Dataset entries »
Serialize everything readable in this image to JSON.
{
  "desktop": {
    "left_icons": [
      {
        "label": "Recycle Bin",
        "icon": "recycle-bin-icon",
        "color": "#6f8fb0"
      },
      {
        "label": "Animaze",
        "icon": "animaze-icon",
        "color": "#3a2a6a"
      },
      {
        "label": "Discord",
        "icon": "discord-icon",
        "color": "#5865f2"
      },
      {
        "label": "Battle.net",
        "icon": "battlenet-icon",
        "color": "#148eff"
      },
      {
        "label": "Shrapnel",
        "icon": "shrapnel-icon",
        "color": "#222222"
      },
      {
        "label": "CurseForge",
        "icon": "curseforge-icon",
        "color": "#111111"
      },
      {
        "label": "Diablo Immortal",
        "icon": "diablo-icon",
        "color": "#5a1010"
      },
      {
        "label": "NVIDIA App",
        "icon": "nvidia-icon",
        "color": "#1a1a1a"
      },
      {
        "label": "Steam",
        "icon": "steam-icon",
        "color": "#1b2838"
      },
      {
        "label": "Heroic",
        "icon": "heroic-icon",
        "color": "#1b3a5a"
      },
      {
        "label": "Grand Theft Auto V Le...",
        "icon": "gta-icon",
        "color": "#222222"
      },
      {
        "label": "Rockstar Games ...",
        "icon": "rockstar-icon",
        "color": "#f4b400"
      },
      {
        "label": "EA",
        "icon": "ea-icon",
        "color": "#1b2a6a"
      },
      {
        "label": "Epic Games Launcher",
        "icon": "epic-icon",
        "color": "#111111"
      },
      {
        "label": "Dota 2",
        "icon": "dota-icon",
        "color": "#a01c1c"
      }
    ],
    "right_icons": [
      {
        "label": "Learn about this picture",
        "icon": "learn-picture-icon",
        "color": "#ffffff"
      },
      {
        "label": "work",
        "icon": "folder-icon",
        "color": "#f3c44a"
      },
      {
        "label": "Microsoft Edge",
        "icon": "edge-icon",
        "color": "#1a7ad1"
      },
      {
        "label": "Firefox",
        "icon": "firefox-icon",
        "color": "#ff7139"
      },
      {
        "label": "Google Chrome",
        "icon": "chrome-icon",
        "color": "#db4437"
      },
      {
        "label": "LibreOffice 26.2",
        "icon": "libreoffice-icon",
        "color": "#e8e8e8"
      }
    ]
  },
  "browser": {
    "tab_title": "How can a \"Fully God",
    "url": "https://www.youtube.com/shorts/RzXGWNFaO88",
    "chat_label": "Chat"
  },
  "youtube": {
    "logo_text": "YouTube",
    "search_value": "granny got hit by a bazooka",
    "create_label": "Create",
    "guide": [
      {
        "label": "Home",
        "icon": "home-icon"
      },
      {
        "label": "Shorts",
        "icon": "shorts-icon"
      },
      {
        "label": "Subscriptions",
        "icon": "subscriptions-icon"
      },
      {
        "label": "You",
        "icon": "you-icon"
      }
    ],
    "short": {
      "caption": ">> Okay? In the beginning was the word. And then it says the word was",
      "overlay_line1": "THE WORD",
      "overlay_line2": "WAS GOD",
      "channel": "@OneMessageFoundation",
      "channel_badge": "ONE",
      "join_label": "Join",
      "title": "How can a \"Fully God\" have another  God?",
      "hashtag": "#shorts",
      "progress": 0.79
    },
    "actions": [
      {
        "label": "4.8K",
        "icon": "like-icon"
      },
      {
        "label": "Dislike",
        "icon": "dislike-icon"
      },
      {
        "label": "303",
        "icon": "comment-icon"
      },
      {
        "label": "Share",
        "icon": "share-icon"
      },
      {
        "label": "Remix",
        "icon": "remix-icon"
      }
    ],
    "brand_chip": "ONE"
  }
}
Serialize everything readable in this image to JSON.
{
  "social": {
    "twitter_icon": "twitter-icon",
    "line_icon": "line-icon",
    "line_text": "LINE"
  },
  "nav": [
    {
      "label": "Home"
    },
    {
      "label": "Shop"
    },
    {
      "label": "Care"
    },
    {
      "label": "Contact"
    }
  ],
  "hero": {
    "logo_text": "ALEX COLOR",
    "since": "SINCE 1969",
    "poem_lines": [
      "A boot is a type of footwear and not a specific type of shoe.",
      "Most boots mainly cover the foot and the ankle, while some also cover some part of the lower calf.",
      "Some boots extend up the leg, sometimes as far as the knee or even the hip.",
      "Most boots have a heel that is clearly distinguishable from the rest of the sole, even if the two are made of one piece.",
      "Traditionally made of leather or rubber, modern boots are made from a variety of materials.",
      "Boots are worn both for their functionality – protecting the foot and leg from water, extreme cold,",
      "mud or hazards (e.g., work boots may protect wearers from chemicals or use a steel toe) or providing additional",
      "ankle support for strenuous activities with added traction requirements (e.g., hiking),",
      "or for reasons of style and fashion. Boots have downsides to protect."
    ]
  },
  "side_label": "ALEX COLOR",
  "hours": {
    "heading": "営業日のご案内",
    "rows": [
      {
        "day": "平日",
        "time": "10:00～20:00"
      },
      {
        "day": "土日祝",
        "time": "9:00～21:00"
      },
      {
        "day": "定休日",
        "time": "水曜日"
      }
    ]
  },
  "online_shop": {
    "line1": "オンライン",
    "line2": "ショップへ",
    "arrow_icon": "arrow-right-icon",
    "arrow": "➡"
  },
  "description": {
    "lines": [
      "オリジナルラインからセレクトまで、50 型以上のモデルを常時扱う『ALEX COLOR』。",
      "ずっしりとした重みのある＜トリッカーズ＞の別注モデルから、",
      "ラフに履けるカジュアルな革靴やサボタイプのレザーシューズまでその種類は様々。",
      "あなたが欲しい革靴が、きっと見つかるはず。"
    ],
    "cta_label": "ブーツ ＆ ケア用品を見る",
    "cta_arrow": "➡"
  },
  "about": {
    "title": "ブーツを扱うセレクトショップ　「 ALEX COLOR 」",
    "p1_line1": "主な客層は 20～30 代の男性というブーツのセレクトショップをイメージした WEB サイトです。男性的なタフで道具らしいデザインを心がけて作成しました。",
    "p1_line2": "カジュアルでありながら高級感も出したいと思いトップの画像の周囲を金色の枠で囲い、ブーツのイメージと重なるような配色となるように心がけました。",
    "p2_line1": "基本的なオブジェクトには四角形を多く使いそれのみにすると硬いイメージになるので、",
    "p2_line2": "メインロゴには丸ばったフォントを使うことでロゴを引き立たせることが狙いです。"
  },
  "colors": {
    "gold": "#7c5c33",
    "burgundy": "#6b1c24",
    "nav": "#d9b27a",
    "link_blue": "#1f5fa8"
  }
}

EXERCISE PROMPT »
Return the full listing, character for character.

RESPONSE »
Serialize everything readable in this image to JSON.
{
  "desktop": {
    "left_icons": [
      {
        "label": "Recycle Bin",
        "icon": "recycle-bin-icon",
        "color": "#6f8fb0"
      },
      {
        "label": "Animaze",
        "icon": "animaze-icon",
        "color": "#3a2a6a"
      },
      {
        "label": "Discord",
        "icon": "discord-icon",
        "color": "#5865f2"
      },
      {
        "label": "Battle.net",
        "icon": "battlenet-icon",
        "color": "#148eff"
      },
      {
        "label": "Shrapnel",
        "icon": "shrapnel-icon",
        "color": "#222222"
      },
      {
        "label": "CurseForge",
        "icon": "curseforge-icon",
        "color": "#111111"
      },
      {
        "label": "Diablo Immortal",
        "icon": "diablo-icon",
        "color": "#5a1010"
      },
      {
        "label": "NVIDIA App",
        "icon": "nvidia-icon",
        "color": "#1a1a1a"
      },
      {
        "label": "Steam",
        "icon": "steam-icon",
        "color": "#1b2838"
      },
      {
        "label": "Heroic",
        "icon": "heroic-icon",
        "color": "#1b3a5a"
      },
      {
        "label": "Grand Theft Auto V Le...",
        "icon": "gta-icon",
        "color": "#222222"
      },
      {
        "label": "Rockstar Games ...",
        "icon": "rockstar-icon",
        "color": "#f4b400"
      },
      {
        "label": "EA",
        "icon": "ea-icon",
        "color": "#1b2a6a"
      },
      {
        "label": "Epic Games Launcher",
        "icon": "epic-icon",
        "color": "#111111"
      },
      {
        "label": "Dota 2",
        "icon": "dota-icon",
        "color": "#a01c1c"
      }
    ],
    "right_icons": [
      {
        "label": "Learn about this picture",
        "icon": "learn-picture-icon",
        "color": "#ffffff"
      },
      {
        "label": "work",
        "icon": "folder-icon",
        "color": "#f3c44a"
      },
      {
        "label": "Microsoft Edge",
        "icon": "edge-icon",
        "color": "#1a7ad1"
      },
      {
        "label": "Firefox",
        "icon": "firefox-icon",
        "color": "#ff7139"
      },
      {
        "label": "Google Chrome",
        "icon": "chrome-icon",
        "color": "#db4437"
      },
      {
        "label": "LibreOffice 26.2",
        "icon": "libreoffice-icon",
        "color": "#e8e8e8"
      }
    ]
  },
  "browser": {
    "tab_title": "How can a \"Fully God",
    "url": "https://www.youtube.com/shorts/RzXGWNFaO88",
    "chat_label": "Chat"
  },
  "youtube": {
    "logo_text": "YouTube",
    "search_value": "granny got hit by a bazooka",
    "create_label": "Create",
    "guide": [
      {
        "label": "Home",
        "icon": "home-icon"
      },
      {
        "label": "Shorts",
        "icon": "shorts-icon"
      },
      {
        "label": "Subscriptions",
        "icon": "subscriptions-icon"
      },
      {
        "label": "You",
        "icon": "you-icon"
      }
    ],
    "short": {
      "caption": ">> Okay? In the beginning was the word. And then it says the word was",
      "overlay_line1": "THE WORD",
      "overlay_line2": "WAS GOD",
      "channel": "@OneMessageFoundation",
      "channel_badge": "ONE",
      "join_label": "Join",
      "title": "How can a \"Fully God\" have another  God?",
      "hashtag": "#shorts",
      "progress": 0.79
    },
    "actions": [
      {
        "label": "4.8K",
        "icon": "like-icon"
      },
      {
        "label": "Dislike",
        "icon": "dislike-icon"
      },
      {
        "label": "303",
        "icon": "comment-icon"
      },
      {
        "label": "Share",
        "icon": "share-icon"
      },
      {
        "label": "Remix",
        "icon": "remix-icon"
      }
    ],
    "brand_chip": "ONE"
  }
}
Serialize everything readable in this image to JSON.
{
  "social": {
    "twitter_icon": "twitter-icon",
    "line_icon": "line-icon",
    "line_text": "LINE"
  },
  "nav": [
    {
      "label": "Home"
    },
    {
      "label": "Shop"
    },
    {
      "label": "Care"
    },
    {
      "label": "Contact"
    }
  ],
  "hero": {
    "logo_text": "ALEX COLOR",
    "since": "SINCE 1969",
    "poem_lines": [
      "A boot is a type of footwear and not a specific type of shoe.",
      "Most boots mainly cover the foot and the ankle, while some also cover some part of the lower calf.",
      "Some boots extend up the leg, sometimes as far as the knee or even the hip.",
      "Most boots have a heel that is clearly distinguishable from the rest of the sole, even if the two are made of one piece.",
      "Traditionally made of leather or rubber, modern boots are made from a variety of materials.",
      "Boots are worn both for their functionality – protecting the foot and leg from water, extreme cold,",
      "mud or hazards (e.g., work boots may protect wearers from chemicals or use a steel toe) or providing additional",
      "ankle support for strenuous activities with added traction requirements (e.g., hiking),",
      "or for reasons of style and fashion. Boots have downsides to protect."
    ]
  },
  "side_label": "ALEX COLOR",
  "hours": {
    "heading": "営業日のご案内",
    "rows": [
      {
        "day": "平日",
        "time": "10:00～20:00"
      },
      {
        "day": "土日祝",
        "time": "9:00～21:00"
      },
      {
        "day": "定休日",
        "time": "水曜日"
      }
    ]
  },
  "online_shop": {
    "line1": "オンライン",
    "line2": "ショップへ",
    "arrow_icon": "arrow-right-icon",
    "arrow": "➡"
  },
  "description": {
    "lines": [
      "オリジナルラインからセレクトまで、50 型以上のモデルを常時扱う『ALEX COLOR』。",
      "ずっしりとした重みのある＜トリッカーズ＞の別注モデルから、",
      "ラフに履けるカジュアルな革靴やサボタイプのレザーシューズまでその種類は様々。",
      "あなたが欲しい革靴が、きっと見つかるはず。"
    ],
    "cta_label": "ブーツ ＆ ケア用品を見る",
    "cta_arrow": "➡"
  },
  "about": {
    "title": "ブーツを扱うセレクトショップ　「 ALEX COLOR 」",
    "p1_line1": "主な客層は 20～30 代の男性というブーツのセレクトショップをイメージした WEB サイトです。男性的なタフで道具らしいデザインを心がけて作成しました。",
    "p1_line2": "カジュアルでありながら高級感も出したいと思いトップの画像の周囲を金色の枠で囲い、ブーツのイメージと重なるような配色となるように心がけました。",
    "p2_line1": "基本的なオブジェクトには四角形を多く使いそれのみにすると硬いイメージになるので、",
    "p2_line2": "メインロゴには丸ばったフォントを使うことでロゴを引き立たせることが狙いです。"
  },
  "colors": {
    "gold": "#7c5c33",
    "burgundy": "#6b1c24",
    "nav": "#d9b27a",
    "link_blue": "#1f5fa8"
  }
}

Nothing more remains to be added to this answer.